Very little battery performance data seems to exist regarding the current generation of low-cost Li-Po batteries. Since we were unable to locate discharge or charge rate charts for the batteries, we decided to perform our own characterization.
Alkaline vs. Li-Ion/Polymer Testing
We wanted to characterize the batteries for both electronics and pyro uses. The electronics battery must supply between 7 and 12 volts at 100 mA for several hours. (We budgeted 2 hours per launch.) The pyro battery needs to provide higher current for a short period of time. Typical e-matches need 1.5V @ 1A for less than one second. Previous experiments showed that a standard 9V Alkaline could provide power for greater than ten (we stopped at 10, the battery's charge was still very near full voltage) e-match ignitions. However, the new electronic release device we are developing requires an 18W heating element to be powered for about 15-seconds. The element would draw about 2.3 Amps from a 7.4V battery
Alkaline Batteries - baseline case
We selected Duracell batteries due to the recommendation of the manufacturer of our flight electronics. Apparently, their welded cell interconnect construction makes these batteries much less prone to drop-outs caused by high G-forces.
A concern we have regarding Li-Po batteries is that their technology is evolving very quickly. The battery models that we tested last month may no longer be available this month. For example, we ordered two 11.1V 500mAh (10C) batteries and received the 11.1V 800mAh (10-15C) batteries that had now replaced that "old" product line (at the old price point). We were also concerned that the manufacturer does not label their batteries with model numbers. The rapid advancement in battery technology is great, but it makes it difficult to use components that have been well characterized.

▶ **Written problem 1**
Extract the portion of the battery testing passage starting at "Very little battery" and ending at "our own characterization.".
The records are unrelated to the battery testing passage.

▶ **Data records**
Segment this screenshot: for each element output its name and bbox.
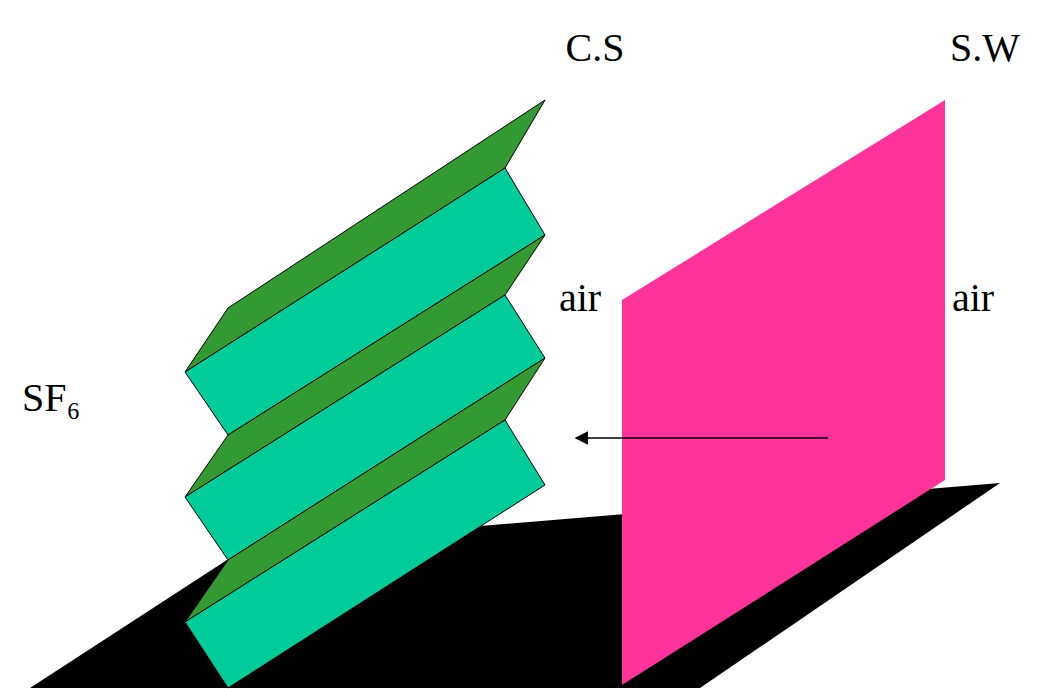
curtain-label: C.S xyxy=(566,28,625,68)
gas-label: air xyxy=(559,278,601,318)
curtain-face xyxy=(185,420,545,688)
gas-label: air xyxy=(952,278,994,318)
shock-wave-label: S.W xyxy=(950,28,1020,68)
motion-arrow xyxy=(576,437,828,439)
gas-label: SF₆ xyxy=(22,378,80,418)
zigzag-curtain xyxy=(185,100,545,688)
shock-wave-plane xyxy=(622,100,945,685)
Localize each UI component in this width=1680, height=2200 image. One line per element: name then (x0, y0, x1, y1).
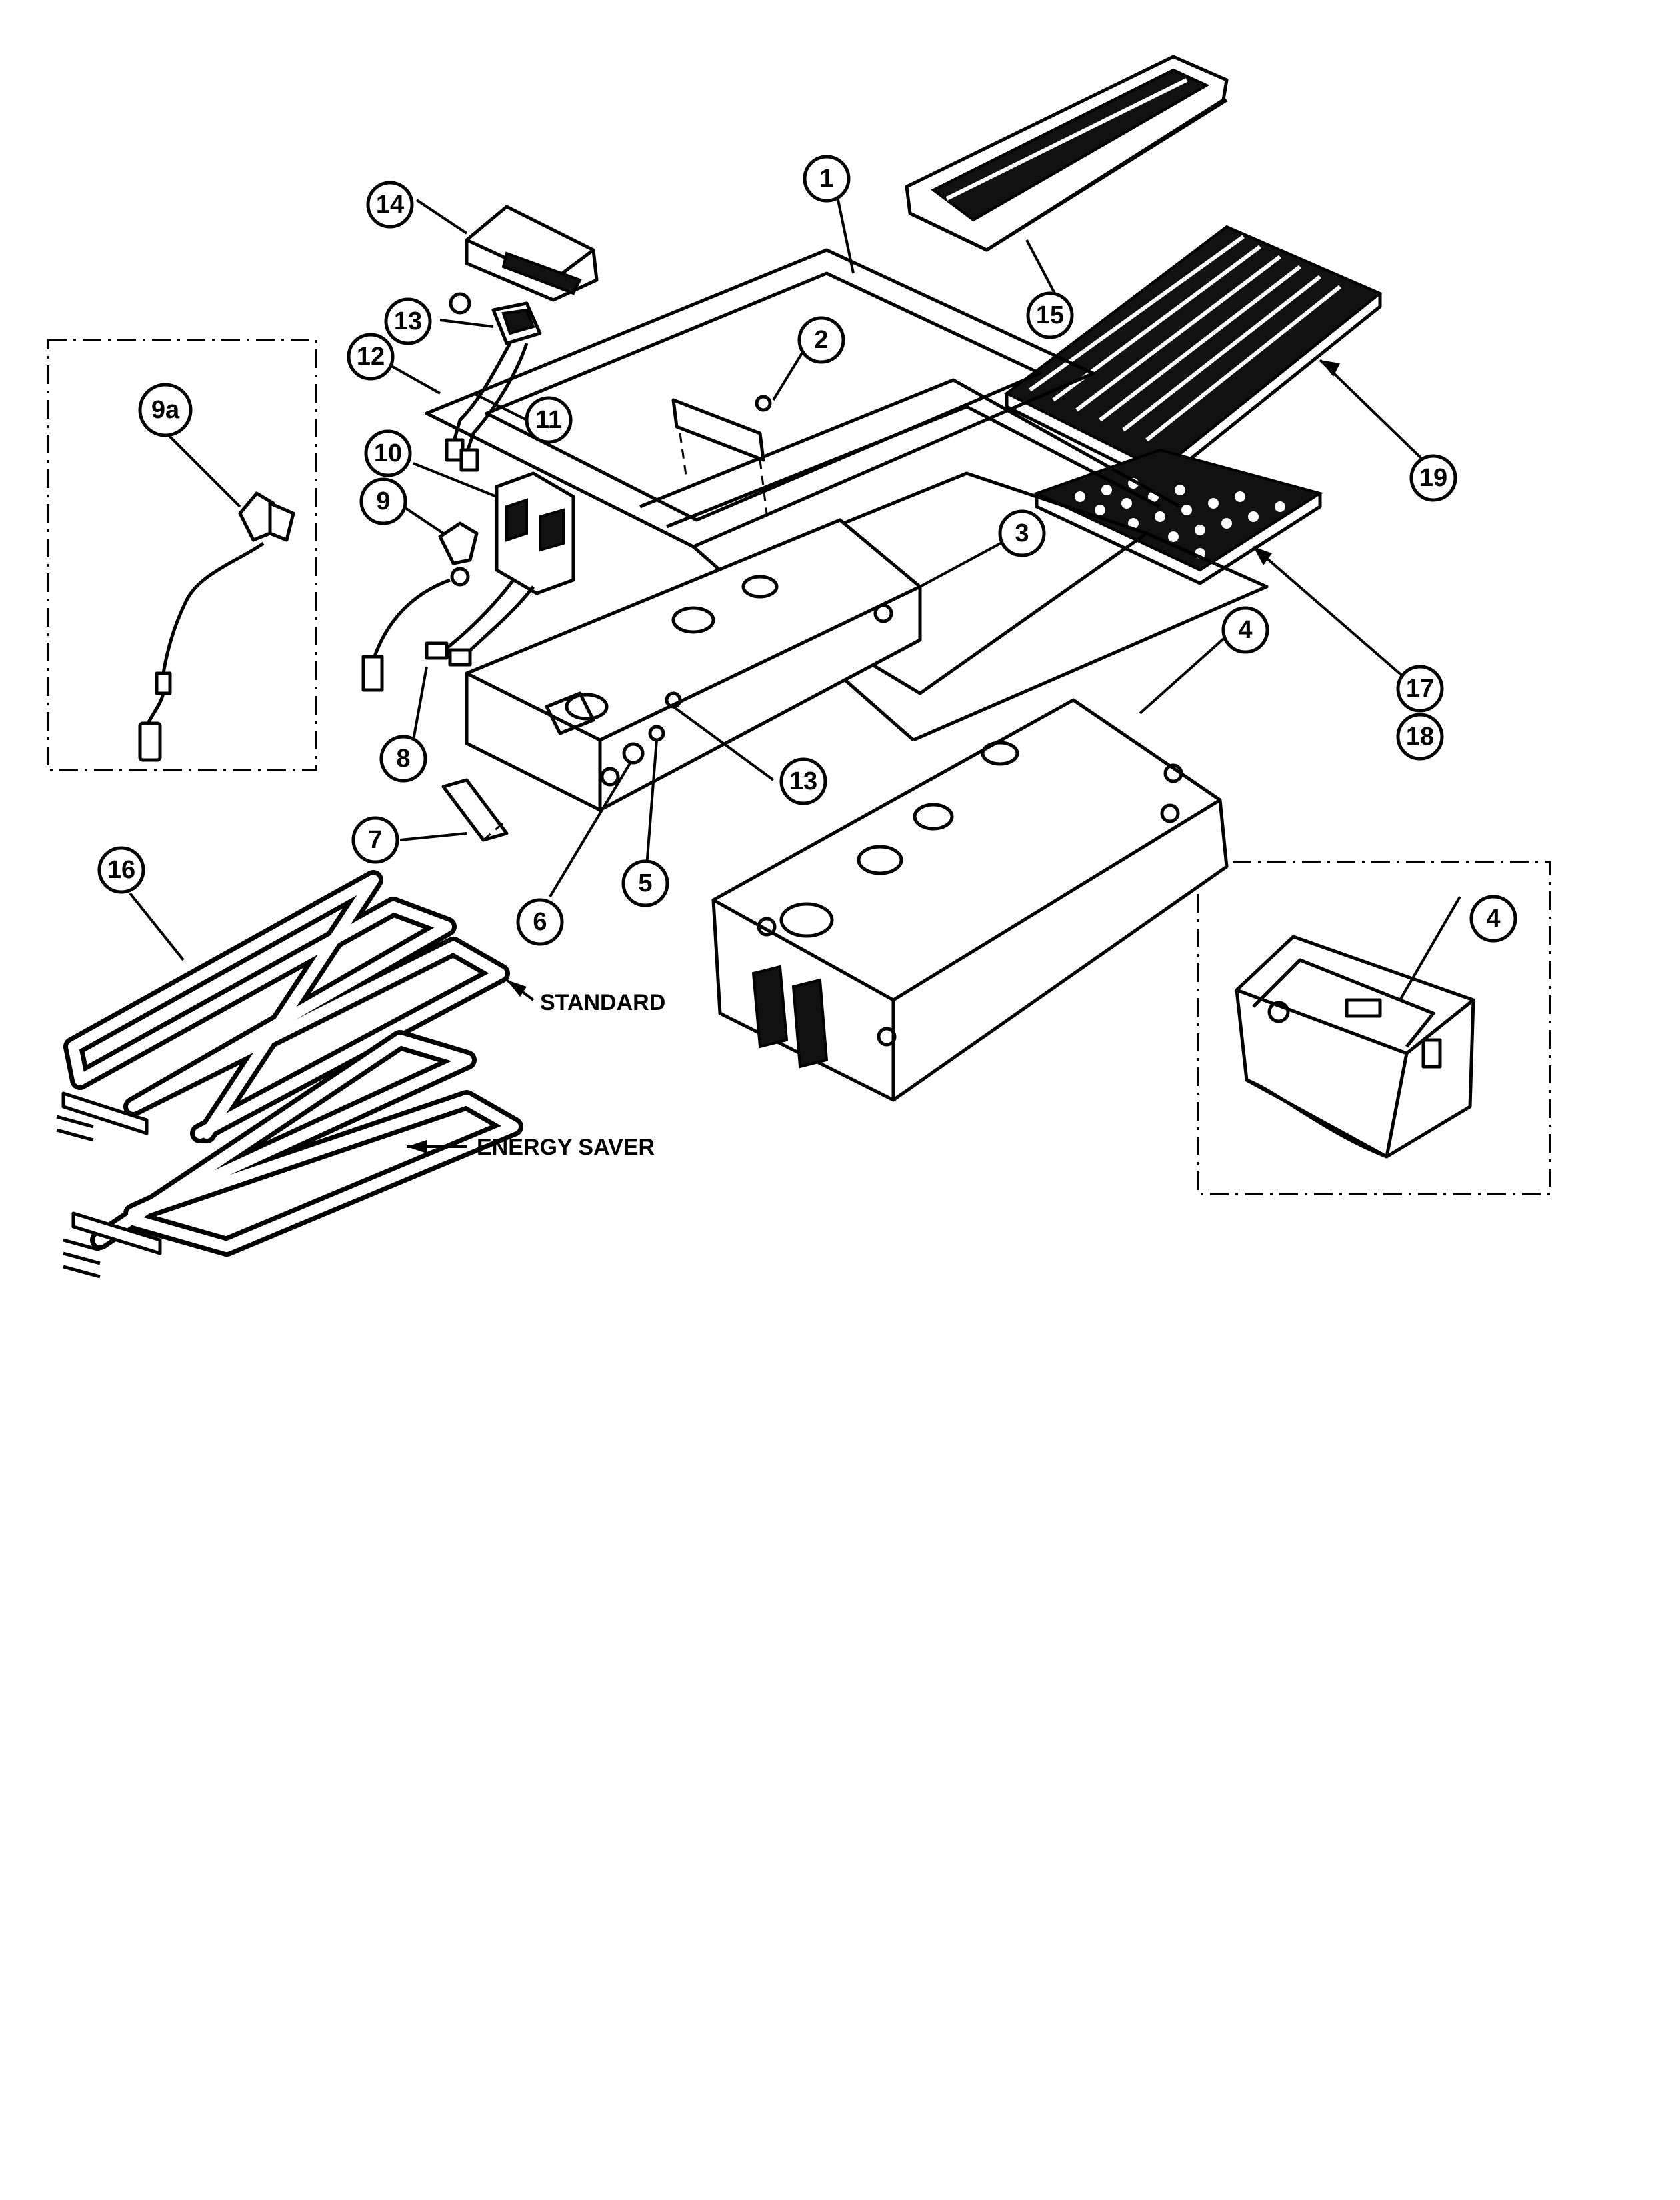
callout-1-number: 1 (819, 165, 833, 193)
callout-17: 17 (1396, 665, 1444, 713)
callout-8-number: 8 (396, 745, 410, 773)
callout-4-main-number: 4 (1238, 616, 1252, 644)
callout-3: 3 (998, 509, 1046, 557)
part-11-12-wires (386, 342, 529, 472)
part-15-cover (905, 55, 1229, 304)
inset-box-4 (1197, 861, 1551, 1195)
callout-4-inset: 4 (1469, 895, 1517, 943)
callout-14: 14 (366, 181, 414, 229)
callout-13-bottom: 13 (779, 757, 827, 805)
callout-12: 12 (347, 333, 395, 381)
callout-19-number: 19 (1419, 464, 1447, 492)
callout-13-top: 13 (384, 297, 432, 345)
callout-3-number: 3 (1015, 519, 1029, 547)
part-16-heating-elements (56, 870, 535, 1279)
callout-19: 19 (1409, 454, 1457, 502)
callout-4-main: 4 (1221, 606, 1269, 654)
callout-4-inset-number: 4 (1486, 905, 1500, 933)
callout-6-number: 6 (533, 908, 547, 936)
callout-10-number: 10 (374, 439, 402, 467)
callout-9: 9 (359, 477, 407, 525)
callout-10: 10 (364, 429, 412, 477)
callout-5-number: 5 (638, 869, 652, 897)
callout-11: 11 (525, 396, 573, 444)
callout-16-number: 16 (107, 856, 135, 884)
callout-1: 1 (803, 155, 851, 203)
part-5-6-7-hardware (399, 691, 775, 898)
callout-15-number: 15 (1036, 301, 1064, 329)
callout-11-number: 11 (535, 406, 562, 434)
callout-18: 18 (1396, 713, 1444, 761)
part-4-main-box (711, 629, 1235, 1102)
callout-9-number: 9 (376, 487, 390, 515)
callout-15: 15 (1026, 291, 1074, 339)
callout-13-top-number: 13 (394, 307, 422, 335)
callout-2-number: 2 (814, 326, 828, 354)
callout-6: 6 (516, 898, 564, 946)
callout-13-bottom-number: 13 (789, 767, 817, 795)
part-3-box (465, 518, 1007, 812)
label-energy-saver: ENERGY SAVER (477, 1135, 655, 1160)
callout-2: 2 (797, 316, 845, 364)
callout-5: 5 (621, 859, 669, 907)
part-13-switch (439, 292, 542, 345)
callout-14-number: 14 (376, 191, 404, 219)
part-8-wires (361, 578, 535, 741)
part-10-terminal-block (413, 462, 575, 595)
callout-17-number: 17 (1406, 675, 1434, 703)
callout-7-number: 7 (368, 826, 382, 854)
callout-16: 16 (97, 846, 145, 894)
callout-7: 7 (351, 816, 399, 864)
part-14-control (415, 199, 599, 302)
part-2-bracket (671, 339, 811, 514)
inset-box-9a (47, 339, 317, 771)
callout-9a: 9a (138, 383, 193, 437)
callout-18-number: 18 (1406, 723, 1434, 751)
callout-12-number: 12 (357, 343, 385, 371)
part-9-clip (402, 505, 479, 587)
label-standard: STANDARD (540, 990, 665, 1015)
callout-9a-number: 9a (151, 396, 180, 424)
callout-8: 8 (379, 735, 427, 783)
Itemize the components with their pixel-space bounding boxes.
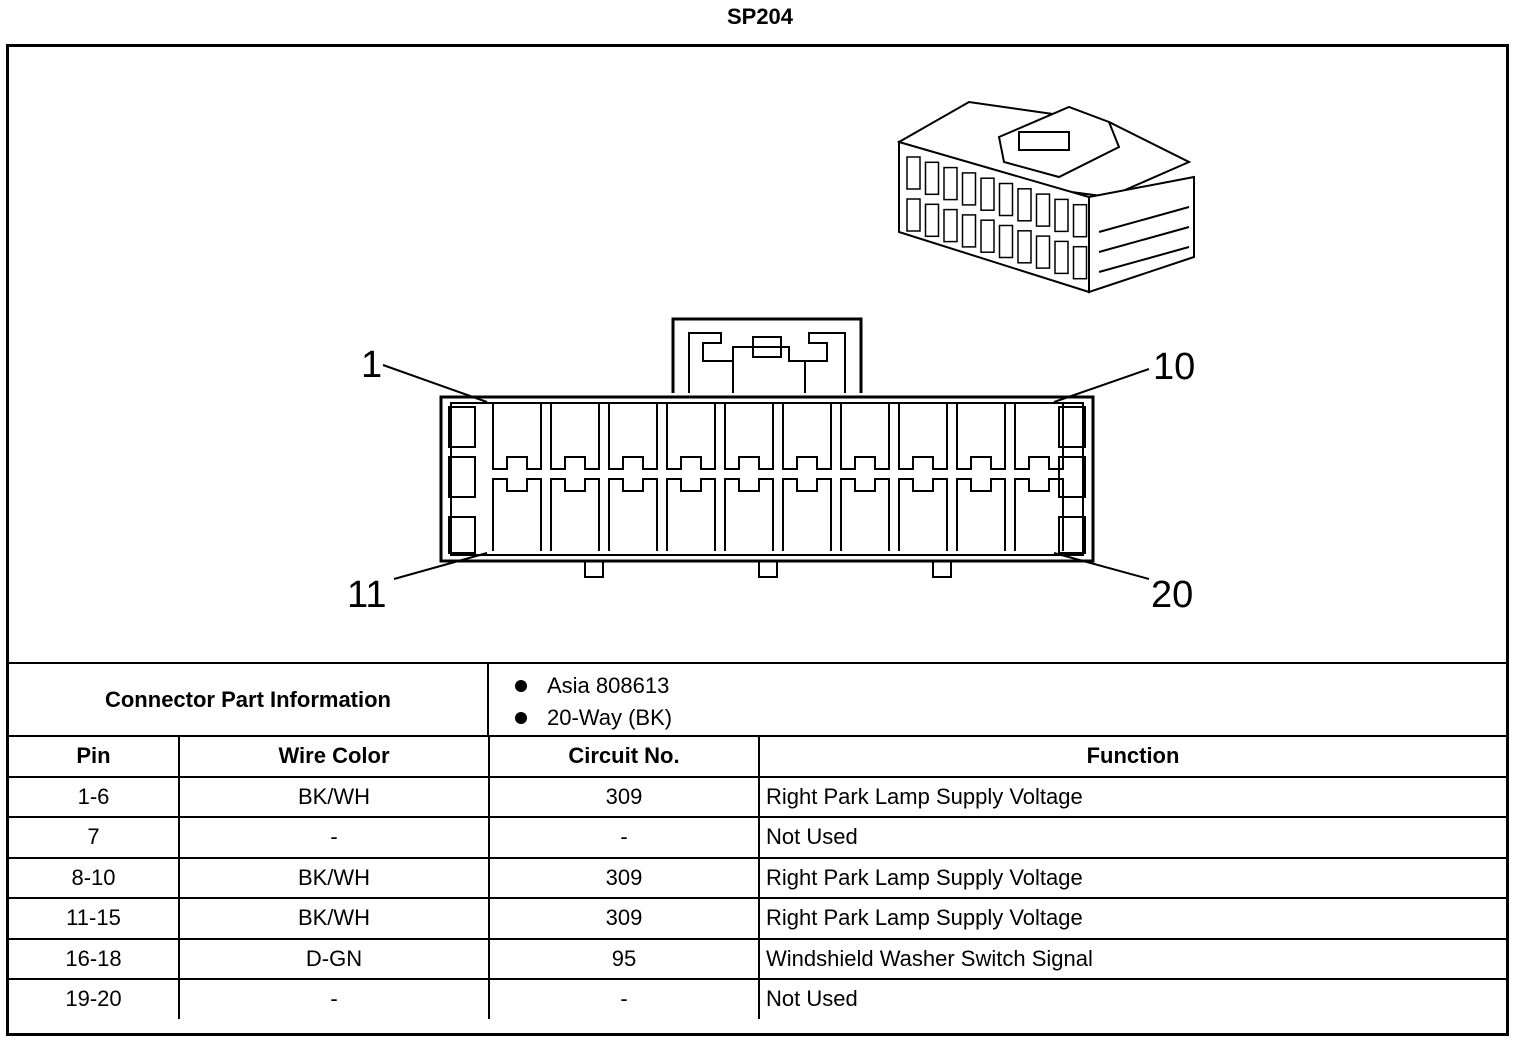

▶ **Written problem 2**
In the records, rewrite the lines starting at the one containing "curtain-label: C.S xyxy=(566,28,625,68)" and ending at the one containing "zigzag-curtain xyxy=(185,100,545,688)", with "gas-label" changed to "medium-label" and nothing else altered.

▶ **Written solution 1**
Very little battery performance data seems to exist regarding the current generation of low-cost Li-Po batteries. Since we were unable to locate discharge or charge rate charts for the batteries, we decided to perform our own characterization.

▶ **Written solution 2**
curtain-label: C.S xyxy=(566,28,625,68)
medium-label: air xyxy=(559,278,601,318)
curtain-face xyxy=(185,420,545,688)
medium-label: air xyxy=(952,278,994,318)
shock-wave-label: S.W xyxy=(950,28,1020,68)
motion-arrow xyxy=(576,437,828,439)
medium-label: SF₆ xyxy=(22,378,80,418)
zigzag-curtain xyxy=(185,100,545,688)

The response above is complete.